(Stored records)
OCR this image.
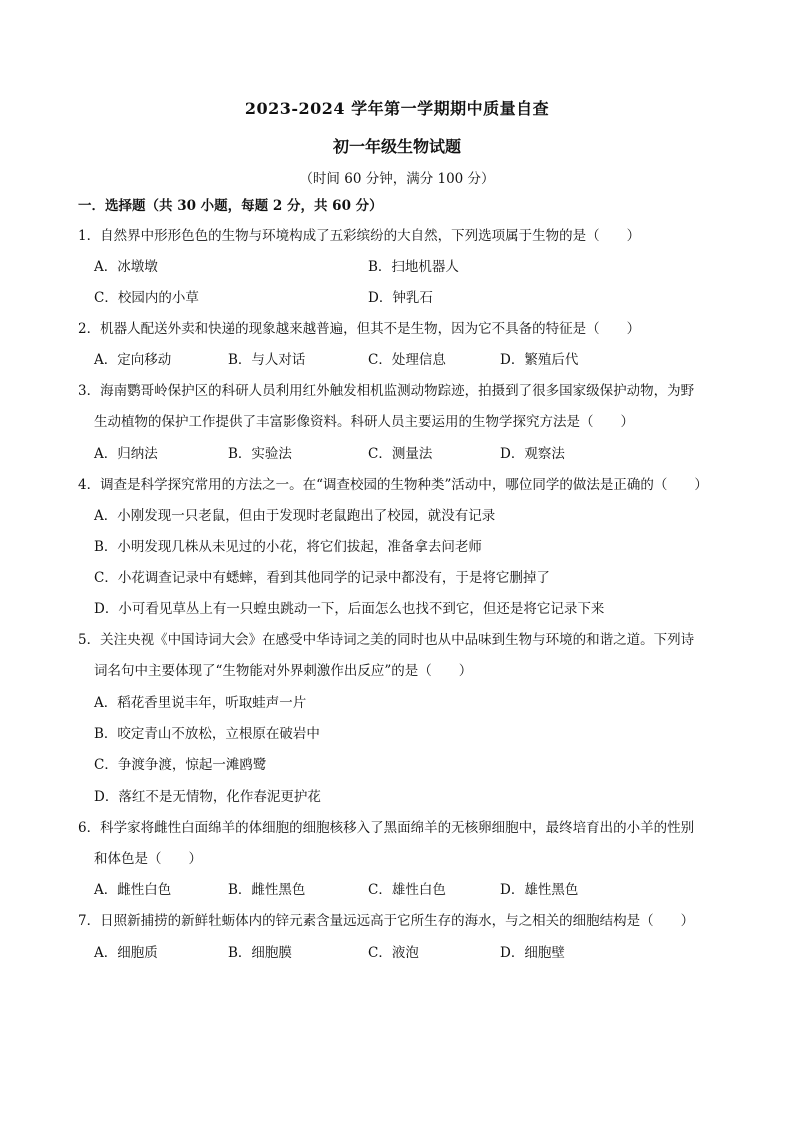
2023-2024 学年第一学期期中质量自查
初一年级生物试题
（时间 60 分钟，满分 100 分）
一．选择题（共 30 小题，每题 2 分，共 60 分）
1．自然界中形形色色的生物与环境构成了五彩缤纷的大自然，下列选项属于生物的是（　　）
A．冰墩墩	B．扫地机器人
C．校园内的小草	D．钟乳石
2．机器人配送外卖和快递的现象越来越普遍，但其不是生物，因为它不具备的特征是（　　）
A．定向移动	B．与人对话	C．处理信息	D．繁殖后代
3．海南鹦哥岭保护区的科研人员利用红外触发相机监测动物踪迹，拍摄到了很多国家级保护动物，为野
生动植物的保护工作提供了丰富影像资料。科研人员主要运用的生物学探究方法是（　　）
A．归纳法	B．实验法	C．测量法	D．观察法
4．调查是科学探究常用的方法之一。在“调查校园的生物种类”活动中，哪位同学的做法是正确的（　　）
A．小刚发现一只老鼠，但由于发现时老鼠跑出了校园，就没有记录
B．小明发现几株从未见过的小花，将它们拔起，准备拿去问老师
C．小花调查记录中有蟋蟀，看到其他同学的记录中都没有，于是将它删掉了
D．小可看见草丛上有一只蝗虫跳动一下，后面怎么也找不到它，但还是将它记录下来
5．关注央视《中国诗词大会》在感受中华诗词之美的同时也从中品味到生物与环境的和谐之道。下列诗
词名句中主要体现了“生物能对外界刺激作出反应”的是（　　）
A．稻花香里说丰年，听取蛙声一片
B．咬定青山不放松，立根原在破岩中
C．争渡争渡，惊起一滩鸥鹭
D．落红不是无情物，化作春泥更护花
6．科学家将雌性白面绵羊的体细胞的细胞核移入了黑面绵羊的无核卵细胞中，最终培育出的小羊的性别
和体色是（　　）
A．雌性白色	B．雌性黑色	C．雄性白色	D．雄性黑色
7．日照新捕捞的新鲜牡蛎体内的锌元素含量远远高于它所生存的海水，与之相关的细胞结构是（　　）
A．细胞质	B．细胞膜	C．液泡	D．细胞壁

* * *

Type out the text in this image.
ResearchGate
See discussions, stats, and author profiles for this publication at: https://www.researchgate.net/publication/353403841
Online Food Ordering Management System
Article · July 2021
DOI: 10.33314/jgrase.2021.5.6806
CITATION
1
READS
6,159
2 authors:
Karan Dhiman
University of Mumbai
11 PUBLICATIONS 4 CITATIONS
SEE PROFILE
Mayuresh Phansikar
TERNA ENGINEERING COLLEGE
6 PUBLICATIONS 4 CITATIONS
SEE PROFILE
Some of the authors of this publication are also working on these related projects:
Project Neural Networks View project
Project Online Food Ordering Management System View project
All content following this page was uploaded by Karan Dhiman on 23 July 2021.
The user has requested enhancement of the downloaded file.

--

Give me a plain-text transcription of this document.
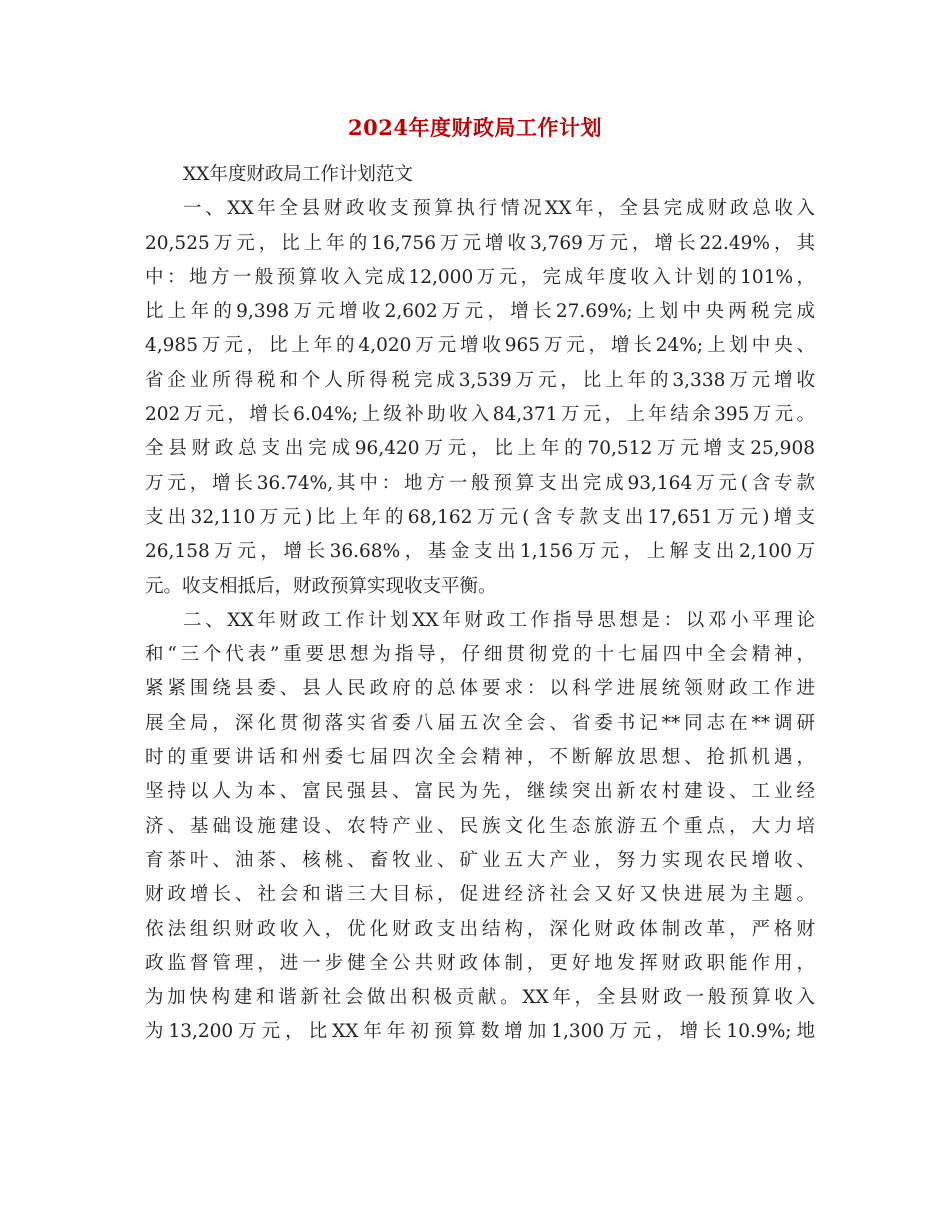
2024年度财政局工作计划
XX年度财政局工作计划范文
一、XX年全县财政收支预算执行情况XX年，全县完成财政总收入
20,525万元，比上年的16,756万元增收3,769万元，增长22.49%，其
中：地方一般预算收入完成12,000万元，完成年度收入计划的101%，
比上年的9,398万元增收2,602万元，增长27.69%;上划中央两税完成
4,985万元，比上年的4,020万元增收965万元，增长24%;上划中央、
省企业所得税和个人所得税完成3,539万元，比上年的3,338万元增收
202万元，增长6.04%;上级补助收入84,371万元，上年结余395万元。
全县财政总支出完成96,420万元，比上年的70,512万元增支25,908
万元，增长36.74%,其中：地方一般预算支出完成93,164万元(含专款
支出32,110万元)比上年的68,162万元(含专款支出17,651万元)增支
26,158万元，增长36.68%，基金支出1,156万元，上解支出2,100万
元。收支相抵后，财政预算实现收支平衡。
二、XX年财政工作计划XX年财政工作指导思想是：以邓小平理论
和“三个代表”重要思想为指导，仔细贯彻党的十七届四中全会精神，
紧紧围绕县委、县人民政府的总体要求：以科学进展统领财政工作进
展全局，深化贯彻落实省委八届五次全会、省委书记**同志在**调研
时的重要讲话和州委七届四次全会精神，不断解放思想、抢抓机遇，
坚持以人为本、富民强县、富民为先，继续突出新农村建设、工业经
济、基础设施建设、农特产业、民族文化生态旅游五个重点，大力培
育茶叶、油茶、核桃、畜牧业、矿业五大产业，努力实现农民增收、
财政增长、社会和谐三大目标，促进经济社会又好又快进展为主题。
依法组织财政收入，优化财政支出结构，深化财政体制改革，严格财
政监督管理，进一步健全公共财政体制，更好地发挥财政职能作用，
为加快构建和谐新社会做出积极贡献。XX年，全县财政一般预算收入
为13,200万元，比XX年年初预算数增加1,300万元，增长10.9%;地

--- EXERCISE OBJECTIVE ---
Report how many lines in these entries contain "System". Answer with the number only.

--- RESPONSE TO THIS TASK ---
2